■ DO THIS ■
Type every record exactly as it appears.

■ DATASET ■
# # # # # # #

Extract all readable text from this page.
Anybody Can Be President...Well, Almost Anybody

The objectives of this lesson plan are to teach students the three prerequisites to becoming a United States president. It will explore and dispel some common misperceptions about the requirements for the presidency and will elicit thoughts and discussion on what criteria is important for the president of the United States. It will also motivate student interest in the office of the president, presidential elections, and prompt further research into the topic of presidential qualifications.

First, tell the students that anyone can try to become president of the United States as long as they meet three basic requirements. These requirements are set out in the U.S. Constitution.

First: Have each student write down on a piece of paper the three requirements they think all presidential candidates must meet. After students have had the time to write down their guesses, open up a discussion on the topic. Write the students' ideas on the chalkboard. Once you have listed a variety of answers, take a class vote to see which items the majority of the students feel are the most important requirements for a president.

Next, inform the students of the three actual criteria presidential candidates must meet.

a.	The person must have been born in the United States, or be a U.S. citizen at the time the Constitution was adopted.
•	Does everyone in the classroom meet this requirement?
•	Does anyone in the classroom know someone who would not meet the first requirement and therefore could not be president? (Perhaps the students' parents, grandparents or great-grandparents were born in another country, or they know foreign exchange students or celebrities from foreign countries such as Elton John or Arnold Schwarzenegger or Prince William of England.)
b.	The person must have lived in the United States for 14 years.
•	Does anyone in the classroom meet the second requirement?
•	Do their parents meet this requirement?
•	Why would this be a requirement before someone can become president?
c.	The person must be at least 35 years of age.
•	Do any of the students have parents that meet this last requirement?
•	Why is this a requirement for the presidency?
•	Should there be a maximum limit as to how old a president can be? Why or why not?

# # # # # # #

■ ANSWER TO THIS EXERCISE ■
Extract all readable text from this page.
Anybody Can Be President...Well, Almost Anybody

The objectives of this lesson plan are to teach students the three prerequisites to becoming a United States president. It will explore and dispel some common misperceptions about the requirements for the presidency and will elicit thoughts and discussion on what criteria is important for the president of the United States. It will also motivate student interest in the office of the president, presidential elections, and prompt further research into the topic of presidential qualifications.

First, tell the students that anyone can try to become president of the United States as long as they meet three basic requirements. These requirements are set out in the U.S. Constitution.

First: Have each student write down on a piece of paper the three requirements they think all presidential candidates must meet. After students have had the time to write down their guesses, open up a discussion on the topic. Write the students' ideas on the chalkboard. Once you have listed a variety of answers, take a class vote to see which items the majority of the students feel are the most important requirements for a president.

Next, inform the students of the three actual criteria presidential candidates must meet.

a.	The person must have been born in the United States, or be a U.S. citizen at the time the Constitution was adopted.
•	Does everyone in the classroom meet this requirement?
•	Does anyone in the classroom know someone who would not meet the first requirement and therefore could not be president? (Perhaps the students' parents, grandparents or great-grandparents were born in another country, or they know foreign exchange students or celebrities from foreign countries such as Elton John or Arnold Schwarzenegger or Prince William of England.)
b.	The person must have lived in the United States for 14 years.
•	Does anyone in the classroom meet the second requirement?
•	Do their parents meet this requirement?
•	Why would this be a requirement before someone can become president?
c.	The person must be at least 35 years of age.
•	Do any of the students have parents that meet this last requirement?
•	Why is this a requirement for the presidency?
•	Should there be a maximum limit as to how old a president can be? Why or why not?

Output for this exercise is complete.